▸ **Task directions**: Set out everything from the row containing "I need the location" down to the row containing "612, 19, 627]" as a Markdown table. Use the columns No. and Row, and omit any blank lines.

Begin Material to process

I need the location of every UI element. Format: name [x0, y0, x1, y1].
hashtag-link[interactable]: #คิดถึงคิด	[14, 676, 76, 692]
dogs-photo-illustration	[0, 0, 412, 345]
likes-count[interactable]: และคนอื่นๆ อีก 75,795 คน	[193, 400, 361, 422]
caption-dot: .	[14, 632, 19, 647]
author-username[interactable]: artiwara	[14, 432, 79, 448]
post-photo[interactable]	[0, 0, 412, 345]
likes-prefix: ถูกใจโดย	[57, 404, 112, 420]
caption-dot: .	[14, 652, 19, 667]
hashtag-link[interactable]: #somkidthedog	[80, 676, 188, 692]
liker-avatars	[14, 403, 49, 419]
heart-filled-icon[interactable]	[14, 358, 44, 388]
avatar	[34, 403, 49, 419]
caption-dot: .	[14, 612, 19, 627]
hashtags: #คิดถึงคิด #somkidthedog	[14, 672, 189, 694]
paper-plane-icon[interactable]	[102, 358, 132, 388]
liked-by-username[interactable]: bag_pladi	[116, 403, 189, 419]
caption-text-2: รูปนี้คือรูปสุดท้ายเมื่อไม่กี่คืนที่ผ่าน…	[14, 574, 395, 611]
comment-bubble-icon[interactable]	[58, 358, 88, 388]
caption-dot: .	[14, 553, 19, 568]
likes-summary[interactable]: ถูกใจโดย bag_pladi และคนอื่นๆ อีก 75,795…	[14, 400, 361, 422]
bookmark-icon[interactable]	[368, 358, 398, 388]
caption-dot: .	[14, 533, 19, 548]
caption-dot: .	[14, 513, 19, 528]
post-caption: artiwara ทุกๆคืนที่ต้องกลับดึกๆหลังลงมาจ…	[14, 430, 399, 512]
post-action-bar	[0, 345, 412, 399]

End Material to process
Begin Material to process

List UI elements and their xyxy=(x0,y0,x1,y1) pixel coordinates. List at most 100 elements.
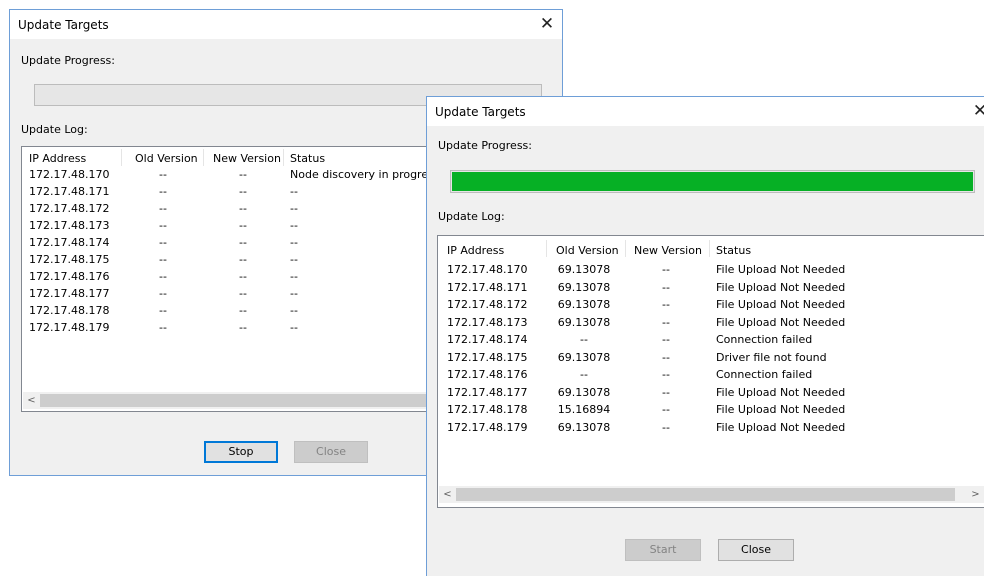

End Material to process

▸ **Response for this exercise**:
| No. | Row |
|---|---|
| 1 | I need the location of every UI element. Format: name [x0, y0, x1, y1]. |
| 2 | hashtag-link[interactable]: #คิดถึงคิด	[14, 676, 76, 692] |
| 3 | dogs-photo-illustration	[0, 0, 412, 345] |
| 4 | likes-count[interactable]: และคนอื่นๆ อีก 75,795 คน	[193, 400, 361, 422] |
| 5 | caption-dot: .	[14, 632, 19, 647] |
| 6 | author-username[interactable]: artiwara	[14, 432, 79, 448] |
| 7 | post-photo[interactable]	[0, 0, 412, 345] |
| 8 | likes-prefix: ถูกใจโดย	[57, 404, 112, 420] |
| 9 | caption-dot: .	[14, 652, 19, 667] |
| 10 | hashtag-link[interactable]: #somkidthedog	[80, 676, 188, 692] |
| 11 | liker-avatars	[14, 403, 49, 419] |
| 12 | heart-filled-icon[interactable]	[14, 358, 44, 388] |
| 13 | avatar	[34, 403, 49, 419] |
| 14 | caption-dot: .	[14, 612, 19, 627] |